*WHAT THE TASK REQUIRES:*
Quote the records below in full, exactly as given, with the images taken out.

*DATASET ENTRIES:*
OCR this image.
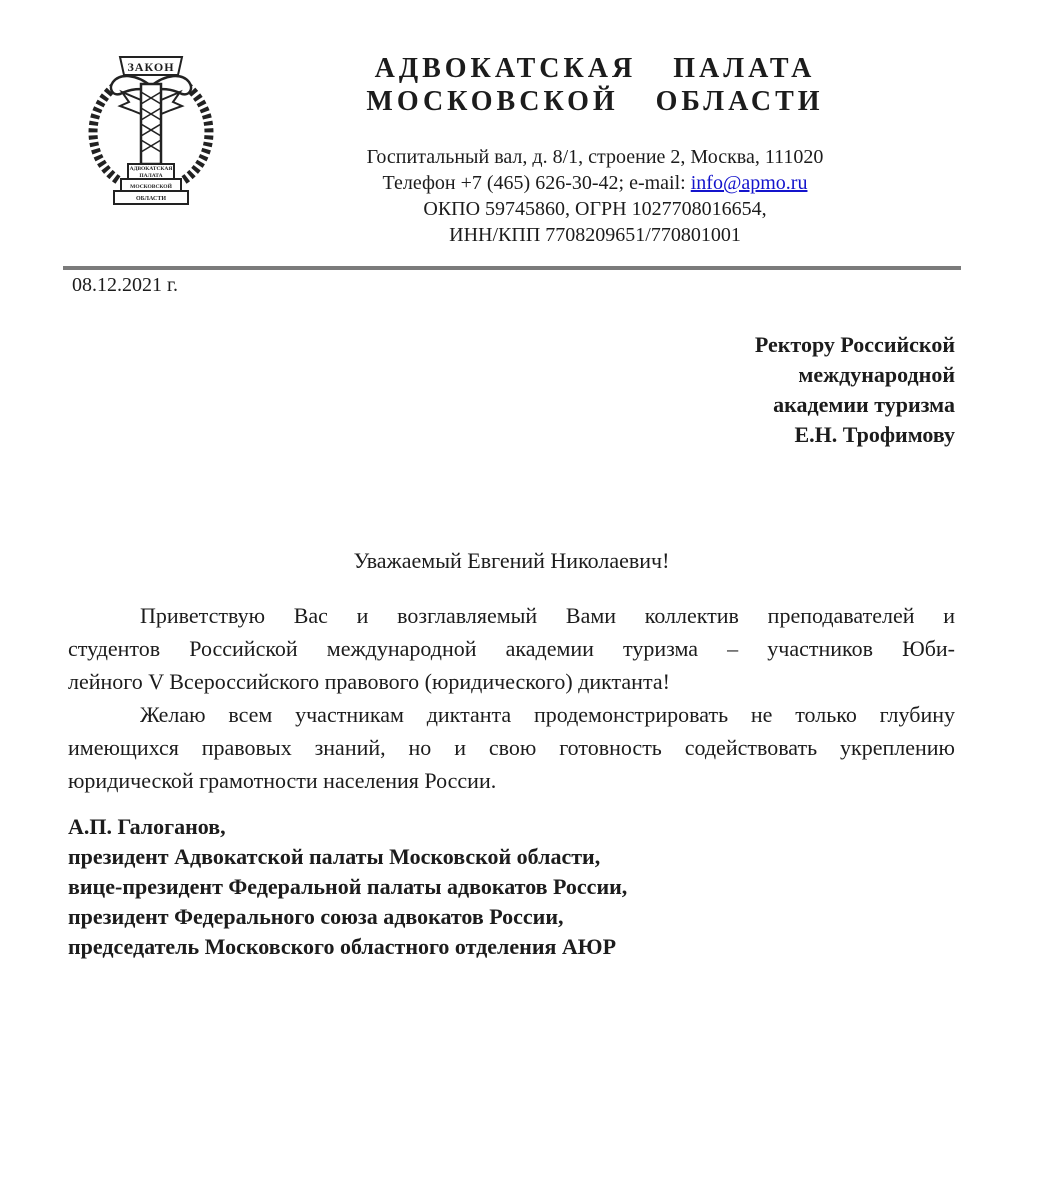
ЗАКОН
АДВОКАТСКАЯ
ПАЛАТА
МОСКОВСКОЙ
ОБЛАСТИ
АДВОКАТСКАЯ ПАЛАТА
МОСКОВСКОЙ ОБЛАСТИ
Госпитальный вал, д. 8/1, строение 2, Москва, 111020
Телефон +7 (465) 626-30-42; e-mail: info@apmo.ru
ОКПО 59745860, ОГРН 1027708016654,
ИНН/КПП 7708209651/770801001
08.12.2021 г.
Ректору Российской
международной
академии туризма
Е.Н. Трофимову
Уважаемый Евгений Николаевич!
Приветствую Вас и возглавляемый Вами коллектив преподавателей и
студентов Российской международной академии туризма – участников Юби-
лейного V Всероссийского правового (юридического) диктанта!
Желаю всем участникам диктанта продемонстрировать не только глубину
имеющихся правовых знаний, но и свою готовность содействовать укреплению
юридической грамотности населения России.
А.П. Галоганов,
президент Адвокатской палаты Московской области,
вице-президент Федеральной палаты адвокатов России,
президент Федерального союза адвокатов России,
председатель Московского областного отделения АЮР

*TASK ANSWER:*
OCR this image.
ЗАКОН
АДВОКАТСКАЯ
ПАЛАТА
МОСКОВСКОЙ
ОБЛАСТИ
АДВОКАТСКАЯ ПАЛАТА
МОСКОВСКОЙ ОБЛАСТИ
Госпитальный вал, д. 8/1, строение 2, Москва, 111020
Телефон +7 (465) 626-30-42; e-mail: info@apmo.ru
ОКПО 59745860, ОГРН 1027708016654,
ИНН/КПП 7708209651/770801001
08.12.2021 г.
Ректору Российской
международной
академии туризма
Е.Н. Трофимову
Уважаемый Евгений Николаевич!
Приветствую Вас и возглавляемый Вами коллектив преподавателей и
студентов Российской международной академии туризма – участников Юби-
лейного V Всероссийского правового (юридического) диктанта!
Желаю всем участникам диктанта продемонстрировать не только глубину
имеющихся правовых знаний, но и свою готовность содействовать укреплению
юридической грамотности населения России.
А.П. Галоганов,
президент Адвокатской палаты Московской области,
вице-президент Федеральной палаты адвокатов России,
президент Федерального союза адвокатов России,
председатель Московского областного отделения АЮР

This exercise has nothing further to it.